**Problem:**
Return the records exactly as they are.

**Material to process:**
+++

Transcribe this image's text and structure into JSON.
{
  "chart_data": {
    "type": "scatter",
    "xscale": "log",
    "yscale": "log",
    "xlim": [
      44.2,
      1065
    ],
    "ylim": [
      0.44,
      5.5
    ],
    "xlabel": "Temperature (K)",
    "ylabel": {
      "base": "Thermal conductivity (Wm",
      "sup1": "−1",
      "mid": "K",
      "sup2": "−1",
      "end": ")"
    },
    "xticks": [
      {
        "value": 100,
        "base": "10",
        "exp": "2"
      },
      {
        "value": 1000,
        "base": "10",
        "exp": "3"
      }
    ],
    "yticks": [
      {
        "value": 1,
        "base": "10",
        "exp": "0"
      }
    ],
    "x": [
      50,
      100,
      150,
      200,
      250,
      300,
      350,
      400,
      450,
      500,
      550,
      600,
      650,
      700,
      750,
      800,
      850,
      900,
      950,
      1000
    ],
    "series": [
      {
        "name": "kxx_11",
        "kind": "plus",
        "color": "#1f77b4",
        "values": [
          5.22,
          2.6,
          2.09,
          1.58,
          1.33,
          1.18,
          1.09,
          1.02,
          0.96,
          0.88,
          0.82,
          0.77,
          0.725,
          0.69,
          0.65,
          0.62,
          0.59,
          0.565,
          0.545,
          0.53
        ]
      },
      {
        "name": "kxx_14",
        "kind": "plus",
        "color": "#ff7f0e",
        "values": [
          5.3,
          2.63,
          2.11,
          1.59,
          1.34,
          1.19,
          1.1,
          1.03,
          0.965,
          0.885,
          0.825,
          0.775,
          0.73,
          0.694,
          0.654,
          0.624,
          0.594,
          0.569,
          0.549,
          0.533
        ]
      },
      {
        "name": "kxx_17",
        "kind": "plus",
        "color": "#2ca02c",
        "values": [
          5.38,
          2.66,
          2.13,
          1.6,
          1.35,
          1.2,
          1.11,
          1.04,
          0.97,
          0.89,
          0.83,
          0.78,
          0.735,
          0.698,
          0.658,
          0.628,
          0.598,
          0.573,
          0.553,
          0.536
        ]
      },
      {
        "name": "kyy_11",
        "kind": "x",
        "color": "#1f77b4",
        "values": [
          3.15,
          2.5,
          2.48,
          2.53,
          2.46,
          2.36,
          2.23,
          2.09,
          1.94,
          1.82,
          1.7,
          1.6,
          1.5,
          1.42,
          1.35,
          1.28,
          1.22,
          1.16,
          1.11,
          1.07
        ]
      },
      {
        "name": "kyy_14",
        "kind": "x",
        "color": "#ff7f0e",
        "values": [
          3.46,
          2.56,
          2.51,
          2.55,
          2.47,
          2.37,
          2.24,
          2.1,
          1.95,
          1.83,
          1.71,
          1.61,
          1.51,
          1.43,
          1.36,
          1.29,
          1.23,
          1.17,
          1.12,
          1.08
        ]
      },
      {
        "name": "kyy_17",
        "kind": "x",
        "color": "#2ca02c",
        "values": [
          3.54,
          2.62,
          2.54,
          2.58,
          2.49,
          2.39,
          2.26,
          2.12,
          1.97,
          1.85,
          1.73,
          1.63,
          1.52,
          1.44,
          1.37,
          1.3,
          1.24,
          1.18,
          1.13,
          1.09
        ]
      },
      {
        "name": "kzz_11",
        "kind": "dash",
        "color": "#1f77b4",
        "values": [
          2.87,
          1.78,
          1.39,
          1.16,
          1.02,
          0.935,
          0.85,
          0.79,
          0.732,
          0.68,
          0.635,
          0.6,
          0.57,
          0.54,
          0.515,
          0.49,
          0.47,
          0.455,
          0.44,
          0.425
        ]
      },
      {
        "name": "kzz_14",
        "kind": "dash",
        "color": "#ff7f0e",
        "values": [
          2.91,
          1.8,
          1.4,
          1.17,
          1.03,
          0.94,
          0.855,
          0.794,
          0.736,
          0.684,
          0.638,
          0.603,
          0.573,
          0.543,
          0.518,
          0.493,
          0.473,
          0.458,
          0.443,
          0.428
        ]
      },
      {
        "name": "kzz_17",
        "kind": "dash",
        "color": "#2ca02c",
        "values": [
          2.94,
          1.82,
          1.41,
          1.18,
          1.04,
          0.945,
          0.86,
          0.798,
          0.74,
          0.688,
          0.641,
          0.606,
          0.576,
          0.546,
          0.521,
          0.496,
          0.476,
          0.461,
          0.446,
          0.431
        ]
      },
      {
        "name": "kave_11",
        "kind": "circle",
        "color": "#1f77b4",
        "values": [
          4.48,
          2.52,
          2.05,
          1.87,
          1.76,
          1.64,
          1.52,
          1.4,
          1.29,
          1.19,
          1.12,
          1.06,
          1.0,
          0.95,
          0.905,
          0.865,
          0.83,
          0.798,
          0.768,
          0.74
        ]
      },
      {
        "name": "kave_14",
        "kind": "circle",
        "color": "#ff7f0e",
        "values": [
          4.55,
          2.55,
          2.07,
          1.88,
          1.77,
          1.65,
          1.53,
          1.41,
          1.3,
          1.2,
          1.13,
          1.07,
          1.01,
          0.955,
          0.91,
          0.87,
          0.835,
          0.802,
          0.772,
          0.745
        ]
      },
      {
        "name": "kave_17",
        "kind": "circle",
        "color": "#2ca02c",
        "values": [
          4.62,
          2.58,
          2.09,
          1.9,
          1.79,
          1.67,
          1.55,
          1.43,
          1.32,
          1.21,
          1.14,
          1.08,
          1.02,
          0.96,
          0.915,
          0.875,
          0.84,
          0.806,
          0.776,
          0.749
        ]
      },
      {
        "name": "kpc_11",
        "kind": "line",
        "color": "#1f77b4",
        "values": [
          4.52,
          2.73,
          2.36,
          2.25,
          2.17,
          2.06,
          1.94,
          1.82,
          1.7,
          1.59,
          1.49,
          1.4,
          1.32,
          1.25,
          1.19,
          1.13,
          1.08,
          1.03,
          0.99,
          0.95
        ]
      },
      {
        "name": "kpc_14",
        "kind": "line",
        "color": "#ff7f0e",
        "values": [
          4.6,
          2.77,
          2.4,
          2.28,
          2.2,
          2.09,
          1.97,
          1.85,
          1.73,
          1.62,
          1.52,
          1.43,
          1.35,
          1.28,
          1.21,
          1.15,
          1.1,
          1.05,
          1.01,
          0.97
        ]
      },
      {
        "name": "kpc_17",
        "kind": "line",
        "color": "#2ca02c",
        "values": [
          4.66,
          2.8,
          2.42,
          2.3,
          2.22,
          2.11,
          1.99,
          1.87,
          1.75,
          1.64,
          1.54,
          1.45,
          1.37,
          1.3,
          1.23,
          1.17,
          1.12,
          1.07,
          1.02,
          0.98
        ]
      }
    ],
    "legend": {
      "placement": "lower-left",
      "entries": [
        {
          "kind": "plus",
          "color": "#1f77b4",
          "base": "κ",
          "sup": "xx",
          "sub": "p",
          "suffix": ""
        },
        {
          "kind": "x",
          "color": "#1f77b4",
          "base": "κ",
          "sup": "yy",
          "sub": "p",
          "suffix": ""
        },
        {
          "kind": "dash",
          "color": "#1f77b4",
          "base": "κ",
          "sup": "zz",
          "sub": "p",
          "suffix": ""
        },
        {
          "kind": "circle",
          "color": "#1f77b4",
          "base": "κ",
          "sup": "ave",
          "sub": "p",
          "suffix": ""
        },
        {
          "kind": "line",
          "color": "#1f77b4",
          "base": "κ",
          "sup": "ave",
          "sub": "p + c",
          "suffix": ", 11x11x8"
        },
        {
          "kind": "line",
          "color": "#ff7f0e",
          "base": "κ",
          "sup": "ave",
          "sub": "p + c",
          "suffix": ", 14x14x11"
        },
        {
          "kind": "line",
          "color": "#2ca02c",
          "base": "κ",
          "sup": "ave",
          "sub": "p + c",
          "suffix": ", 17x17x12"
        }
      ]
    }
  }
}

+++

**Finished task:**
Transcribe this image's text and structure into JSON.
{
  "chart_data": {
    "type": "scatter",
    "xscale": "log",
    "yscale": "log",
    "xlim": [
      44.2,
      1065
    ],
    "ylim": [
      0.44,
      5.5
    ],
    "xlabel": "Temperature (K)",
    "ylabel": {
      "base": "Thermal conductivity (Wm",
      "sup1": "−1",
      "mid": "K",
      "sup2": "−1",
      "end": ")"
    },
    "xticks": [
      {
        "value": 100,
        "base": "10",
        "exp": "2"
      },
      {
        "value": 1000,
        "base": "10",
        "exp": "3"
      }
    ],
    "yticks": [
      {
        "value": 1,
        "base": "10",
        "exp": "0"
      }
    ],
    "x": [
      50,
      100,
      150,
      200,
      250,
      300,
      350,
      400,
      450,
      500,
      550,
      600,
      650,
      700,
      750,
      800,
      850,
      900,
      950,
      1000
    ],
    "series": [
      {
        "name": "kxx_11",
        "kind": "plus",
        "color": "#1f77b4",
        "values": [
          5.22,
          2.6,
          2.09,
          1.58,
          1.33,
          1.18,
          1.09,
          1.02,
          0.96,
          0.88,
          0.82,
          0.77,
          0.725,
          0.69,
          0.65,
          0.62,
          0.59,
          0.565,
          0.545,
          0.53
        ]
      },
      {
        "name": "kxx_14",
        "kind": "plus",
        "color": "#ff7f0e",
        "values": [
          5.3,
          2.63,
          2.11,
          1.59,
          1.34,
          1.19,
          1.1,
          1.03,
          0.965,
          0.885,
          0.825,
          0.775,
          0.73,
          0.694,
          0.654,
          0.624,
          0.594,
          0.569,
          0.549,
          0.533
        ]
      },
      {
        "name": "kxx_17",
        "kind": "plus",
        "color": "#2ca02c",
        "values": [
          5.38,
          2.66,
          2.13,
          1.6,
          1.35,
          1.2,
          1.11,
          1.04,
          0.97,
          0.89,
          0.83,
          0.78,
          0.735,
          0.698,
          0.658,
          0.628,
          0.598,
          0.573,
          0.553,
          0.536
        ]
      },
      {
        "name": "kyy_11",
        "kind": "x",
        "color": "#1f77b4",
        "values": [
          3.15,
          2.5,
          2.48,
          2.53,
          2.46,
          2.36,
          2.23,
          2.09,
          1.94,
          1.82,
          1.7,
          1.6,
          1.5,
          1.42,
          1.35,
          1.28,
          1.22,
          1.16,
          1.11,
          1.07
        ]
      },
      {
        "name": "kyy_14",
        "kind": "x",
        "color": "#ff7f0e",
        "values": [
          3.46,
          2.56,
          2.51,
          2.55,
          2.47,
          2.37,
          2.24,
          2.1,
          1.95,
          1.83,
          1.71,
          1.61,
          1.51,
          1.43,
          1.36,
          1.29,
          1.23,
          1.17,
          1.12,
          1.08
        ]
      },
      {
        "name": "kyy_17",
        "kind": "x",
        "color": "#2ca02c",
        "values": [
          3.54,
          2.62,
          2.54,
          2.58,
          2.49,
          2.39,
          2.26,
          2.12,
          1.97,
          1.85,
          1.73,
          1.63,
          1.52,
          1.44,
          1.37,
          1.3,
          1.24,
          1.18,
          1.13,
          1.09
        ]
      },
      {
        "name": "kzz_11",
        "kind": "dash",
        "color": "#1f77b4",
        "values": [
          2.87,
          1.78,
          1.39,
          1.16,
          1.02,
          0.935,
          0.85,
          0.79,
          0.732,
          0.68,
          0.635,
          0.6,
          0.57,
          0.54,
          0.515,
          0.49,
          0.47,
          0.455,
          0.44,
          0.425
        ]
      },
      {
        "name": "kzz_14",
        "kind": "dash",
        "color": "#ff7f0e",
        "values": [
          2.91,
          1.8,
          1.4,
          1.17,
          1.03,
          0.94,
          0.855,
          0.794,
          0.736,
          0.684,
          0.638,
          0.603,
          0.573,
          0.543,
          0.518,
          0.493,
          0.473,
          0.458,
          0.443,
          0.428
        ]
      },
      {
        "name": "kzz_17",
        "kind": "dash",
        "color": "#2ca02c",
        "values": [
          2.94,
          1.82,
          1.41,
          1.18,
          1.04,
          0.945,
          0.86,
          0.798,
          0.74,
          0.688,
          0.641,
          0.606,
          0.576,
          0.546,
          0.521,
          0.496,
          0.476,
          0.461,
          0.446,
          0.431
        ]
      },
      {
        "name": "kave_11",
        "kind": "circle",
        "color": "#1f77b4",
        "values": [
          4.48,
          2.52,
          2.05,
          1.87,
          1.76,
          1.64,
          1.52,
          1.4,
          1.29,
          1.19,
          1.12,
          1.06,
          1.0,
          0.95,
          0.905,
          0.865,
          0.83,
          0.798,
          0.768,
          0.74
        ]
      },
      {
        "name": "kave_14",
        "kind": "circle",
        "color": "#ff7f0e",
        "values": [
          4.55,
          2.55,
          2.07,
          1.88,
          1.77,
          1.65,
          1.53,
          1.41,
          1.3,
          1.2,
          1.13,
          1.07,
          1.01,
          0.955,
          0.91,
          0.87,
          0.835,
          0.802,
          0.772,
          0.745
        ]
      },
      {
        "name": "kave_17",
        "kind": "circle",
        "color": "#2ca02c",
        "values": [
          4.62,
          2.58,
          2.09,
          1.9,
          1.79,
          1.67,
          1.55,
          1.43,
          1.32,
          1.21,
          1.14,
          1.08,
          1.02,
          0.96,
          0.915,
          0.875,
          0.84,
          0.806,
          0.776,
          0.749
        ]
      },
      {
        "name": "kpc_11",
        "kind": "line",
        "color": "#1f77b4",
        "values": [
          4.52,
          2.73,
          2.36,
          2.25,
          2.17,
          2.06,
          1.94,
          1.82,
          1.7,
          1.59,
          1.49,
          1.4,
          1.32,
          1.25,
          1.19,
          1.13,
          1.08,
          1.03,
          0.99,
          0.95
        ]
      },
      {
        "name": "kpc_14",
        "kind": "line",
        "color": "#ff7f0e",
        "values": [
          4.6,
          2.77,
          2.4,
          2.28,
          2.2,
          2.09,
          1.97,
          1.85,
          1.73,
          1.62,
          1.52,
          1.43,
          1.35,
          1.28,
          1.21,
          1.15,
          1.1,
          1.05,
          1.01,
          0.97
        ]
      },
      {
        "name": "kpc_17",
        "kind": "line",
        "color": "#2ca02c",
        "values": [
          4.66,
          2.8,
          2.42,
          2.3,
          2.22,
          2.11,
          1.99,
          1.87,
          1.75,
          1.64,
          1.54,
          1.45,
          1.37,
          1.3,
          1.23,
          1.17,
          1.12,
          1.07,
          1.02,
          0.98
        ]
      }
    ],
    "legend": {
      "placement": "lower-left",
      "entries": [
        {
          "kind": "plus",
          "color": "#1f77b4",
          "base": "κ",
          "sup": "xx",
          "sub": "p",
          "suffix": ""
        },
        {
          "kind": "x",
          "color": "#1f77b4",
          "base": "κ",
          "sup": "yy",
          "sub": "p",
          "suffix": ""
        },
        {
          "kind": "dash",
          "color": "#1f77b4",
          "base": "κ",
          "sup": "zz",
          "sub": "p",
          "suffix": ""
        },
        {
          "kind": "circle",
          "color": "#1f77b4",
          "base": "κ",
          "sup": "ave",
          "sub": "p",
          "suffix": ""
        },
        {
          "kind": "line",
          "color": "#1f77b4",
          "base": "κ",
          "sup": "ave",
          "sub": "p + c",
          "suffix": ", 11x11x8"
        },
        {
          "kind": "line",
          "color": "#ff7f0e",
          "base": "κ",
          "sup": "ave",
          "sub": "p + c",
          "suffix": ", 14x14x11"
        },
        {
          "kind": "line",
          "color": "#2ca02c",
          "base": "κ",
          "sup": "ave",
          "sub": "p + c",
          "suffix": ", 17x17x12"
        }
      ]
    }
  }
}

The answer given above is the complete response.